PROBLEM TO WORK ON =>
Put every line of the data below into a JSON list of strings, one string per line, and leave out blank lines.

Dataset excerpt

- - -

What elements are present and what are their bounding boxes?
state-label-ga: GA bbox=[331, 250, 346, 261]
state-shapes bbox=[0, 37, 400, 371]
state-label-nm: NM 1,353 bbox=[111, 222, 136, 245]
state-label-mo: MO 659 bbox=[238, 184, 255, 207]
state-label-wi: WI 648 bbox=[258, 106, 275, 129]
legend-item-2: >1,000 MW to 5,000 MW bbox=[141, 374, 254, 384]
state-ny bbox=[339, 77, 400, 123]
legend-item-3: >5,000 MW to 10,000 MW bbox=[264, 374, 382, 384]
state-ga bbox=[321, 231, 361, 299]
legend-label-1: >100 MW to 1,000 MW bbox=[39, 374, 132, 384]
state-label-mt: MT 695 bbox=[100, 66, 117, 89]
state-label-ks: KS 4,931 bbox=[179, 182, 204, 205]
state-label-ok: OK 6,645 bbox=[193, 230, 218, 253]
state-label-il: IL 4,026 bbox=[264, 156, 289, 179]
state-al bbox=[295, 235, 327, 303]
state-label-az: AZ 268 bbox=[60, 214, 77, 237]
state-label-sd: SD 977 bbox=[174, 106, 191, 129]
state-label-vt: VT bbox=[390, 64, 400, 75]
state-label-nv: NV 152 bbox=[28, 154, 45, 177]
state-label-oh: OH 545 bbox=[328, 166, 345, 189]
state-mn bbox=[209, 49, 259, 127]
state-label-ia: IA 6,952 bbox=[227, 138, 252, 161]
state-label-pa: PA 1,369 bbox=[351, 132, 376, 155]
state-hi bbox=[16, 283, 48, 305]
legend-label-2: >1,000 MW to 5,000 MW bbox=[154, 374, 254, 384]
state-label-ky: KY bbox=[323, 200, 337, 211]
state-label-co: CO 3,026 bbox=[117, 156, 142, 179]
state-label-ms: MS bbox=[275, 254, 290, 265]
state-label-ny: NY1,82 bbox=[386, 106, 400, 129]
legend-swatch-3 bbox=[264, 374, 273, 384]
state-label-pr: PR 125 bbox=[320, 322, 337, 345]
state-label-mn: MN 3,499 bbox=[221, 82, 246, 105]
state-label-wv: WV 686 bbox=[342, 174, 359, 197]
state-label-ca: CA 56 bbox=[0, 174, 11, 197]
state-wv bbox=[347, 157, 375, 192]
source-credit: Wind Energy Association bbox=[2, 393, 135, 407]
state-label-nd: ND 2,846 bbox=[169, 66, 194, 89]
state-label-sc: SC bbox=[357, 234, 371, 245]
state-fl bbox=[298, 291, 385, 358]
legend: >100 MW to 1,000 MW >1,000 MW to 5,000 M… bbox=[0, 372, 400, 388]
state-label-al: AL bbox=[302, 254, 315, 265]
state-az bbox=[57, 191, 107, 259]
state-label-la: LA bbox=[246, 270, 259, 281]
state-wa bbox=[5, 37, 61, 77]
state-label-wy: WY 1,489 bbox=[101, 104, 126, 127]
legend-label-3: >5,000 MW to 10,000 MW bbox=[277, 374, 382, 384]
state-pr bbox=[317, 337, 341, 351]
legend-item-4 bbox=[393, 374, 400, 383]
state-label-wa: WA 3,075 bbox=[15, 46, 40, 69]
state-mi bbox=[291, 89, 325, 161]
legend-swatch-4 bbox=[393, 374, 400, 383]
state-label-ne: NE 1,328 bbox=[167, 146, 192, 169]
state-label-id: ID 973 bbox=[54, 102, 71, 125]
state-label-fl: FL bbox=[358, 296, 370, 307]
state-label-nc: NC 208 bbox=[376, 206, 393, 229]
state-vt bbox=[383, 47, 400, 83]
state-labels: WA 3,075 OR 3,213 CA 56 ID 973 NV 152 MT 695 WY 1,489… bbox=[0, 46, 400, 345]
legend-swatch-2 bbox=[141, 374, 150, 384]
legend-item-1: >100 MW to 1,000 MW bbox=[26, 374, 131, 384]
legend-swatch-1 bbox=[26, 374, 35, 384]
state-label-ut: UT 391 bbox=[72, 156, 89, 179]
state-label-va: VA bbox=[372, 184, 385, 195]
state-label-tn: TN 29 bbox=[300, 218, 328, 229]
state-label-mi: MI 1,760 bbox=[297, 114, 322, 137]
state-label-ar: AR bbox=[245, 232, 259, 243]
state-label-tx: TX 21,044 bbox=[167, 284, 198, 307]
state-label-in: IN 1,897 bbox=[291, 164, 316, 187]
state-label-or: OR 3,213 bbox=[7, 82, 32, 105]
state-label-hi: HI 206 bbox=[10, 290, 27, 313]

- - -

EXERCISE RESULT =>
[
  "What elements are present and what are their bounding boxes?",
  "state-label-ga: GA bbox=[331, 250, 346, 261]",
  "state-shapes bbox=[0, 37, 400, 371]",
  "state-label-nm: NM 1,353 bbox=[111, 222, 136, 245]",
  "state-label-mo: MO 659 bbox=[238, 184, 255, 207]",
  "state-label-wi: WI 648 bbox=[258, 106, 275, 129]",
  "legend-item-2: >1,000 MW to 5,000 MW bbox=[141, 374, 254, 384]",
  "state-ny bbox=[339, 77, 400, 123]",
  "legend-item-3: >5,000 MW to 10,000 MW bbox=[264, 374, 382, 384]",
  "state-ga bbox=[321, 231, 361, 299]",
  "legend-label-1: >100 MW to 1,000 MW bbox=[39, 374, 132, 384]",
  "state-label-mt: MT 695 bbox=[100, 66, 117, 89]",
  "state-label-ks: KS 4,931 bbox=[179, 182, 204, 205]",
  "state-label-ok: OK 6,645 bbox=[193, 230, 218, 253]",
  "state-label-il: IL 4,026 bbox=[264, 156, 289, 179]",
  "state-al bbox=[295, 235, 327, 303]",
  "state-label-az: AZ 268 bbox=[60, 214, 77, 237]",
  "state-label-sd: SD 977 bbox=[174, 106, 191, 129]",
  "state-label-vt: VT bbox=[390, 64, 400, 75]",
  "state-label-nv: NV 152 bbox=[28, 154, 45, 177]",
  "state-label-oh: OH 545 bbox=[328, 166, 345, 189]",
  "state-mn bbox=[209, 49, 259, 127]",
  "state-label-ia: IA 6,952 bbox=[227, 138, 252, 161]",
  "state-label-pa: PA 1,369 bbox=[351, 132, 376, 155]",
  "state-hi bbox=[16, 283, 48, 305]",
  "legend-label-2: >1,000 MW to 5,000 MW bbox=[154, 374, 254, 384]",
  "state-label-ky: KY bbox=[323, 200, 337, 211]",
  "state-label-co: CO 3,026 bbox=[117, 156, 142, 179]",
  "state-label-ms: MS bbox=[275, 254, 290, 265]",
  "state-label-ny: NY1,82 bbox=[386, 106, 400, 129]",
  "legend-swatch-3 bbox=[264, 374, 273, 384]",
  "state-label-pr: PR 125 bbox=[320, 322, 337, 345]",
  "state-label-mn: MN 3,499 bbox=[221, 82, 246, 105]",
  "state-label-wv: WV 686 bbox=[342, 174, 359, 197]",
  "state-label-ca: CA 56 bbox=[0, 174, 11, 197]",
  "state-wv bbox=[347, 157, 375, 192]",
  "source-credit: Wind Energy Association bbox=[2, 393, 135, 407]",
  "state-label-nd: ND 2,846 bbox=[169, 66, 194, 89]",
  "state-label-sc: SC bbox=[357, 234, 371, 245]",
  "state-fl bbox=[298, 291, 385, 358]",
  "legend: >100 MW to 1,000 MW >1,000 MW to 5,000 M… bbox=[0, 372, 400, 388]",
  "state-label-al: AL bbox=[302, 254, 315, 265]",
  "state-az bbox=[57, 191, 107, 259]",
  "state-label-la: LA bbox=[246, 270, 259, 281]",
  "state-wa bbox=[5, 37, 61, 77]",
  "state-label-wy: WY 1,489 bbox=[101, 104, 126, 127]",
  "legend-label-3: >5,000 MW to 10,000 MW bbox=[277, 374, 382, 384]",
  "state-pr bbox=[317, 337, 341, 351]",
  "legend-item-4 bbox=[393, 374, 400, 383]",
  "state-label-wa: WA 3,075 bbox=[15, 46, 40, 69]",
  "state-mi bbox=[291, 89, 325, 161]",
  "legend-swatch-4 bbox=[393, 374, 400, 383]",
  "state-label-ne: NE 1,328 bbox=[167, 146, 192, 169]",
  "state-label-id: ID 973 bbox=[54, 102, 71, 125]",
  "state-label-fl: FL bbox=[358, 296, 370, 307]",
  "state-label-nc: NC 208 bbox=[376, 206, 393, 229]",
  "state-vt bbox=[383, 47, 400, 83]",
  "state-labels: WA 3,075 OR 3,213 CA 56 ID 973 NV 152 MT 695 WY 1,489… bbox=[0, 46, 400, 345]",
  "legend-swatch-2 bbox=[141, 374, 150, 384]",
  "legend-item-1: >100 MW to 1,000 MW bbox=[26, 374, 131, 384]",
  "legend-swatch-1 bbox=[26, 374, 35, 384]",
  "state-label-ut: UT 391 bbox=[72, 156, 89, 179]",
  "state-label-va: VA bbox=[372, 184, 385, 195]",
  "state-label-tn: TN 29 bbox=[300, 218, 328, 229]",
  "state-label-mi: MI 1,760 bbox=[297, 114, 322, 137]",
  "state-label-ar: AR bbox=[245, 232, 259, 243]",
  "state-label-tx: TX 21,044 bbox=[167, 284, 198, 307]",
  "state-label-in: IN 1,897 bbox=[291, 164, 316, 187]",
  "state-label-or: OR 3,213 bbox=[7, 82, 32, 105]",
  "state-label-hi: HI 206 bbox=[10, 290, 27, 313]"
]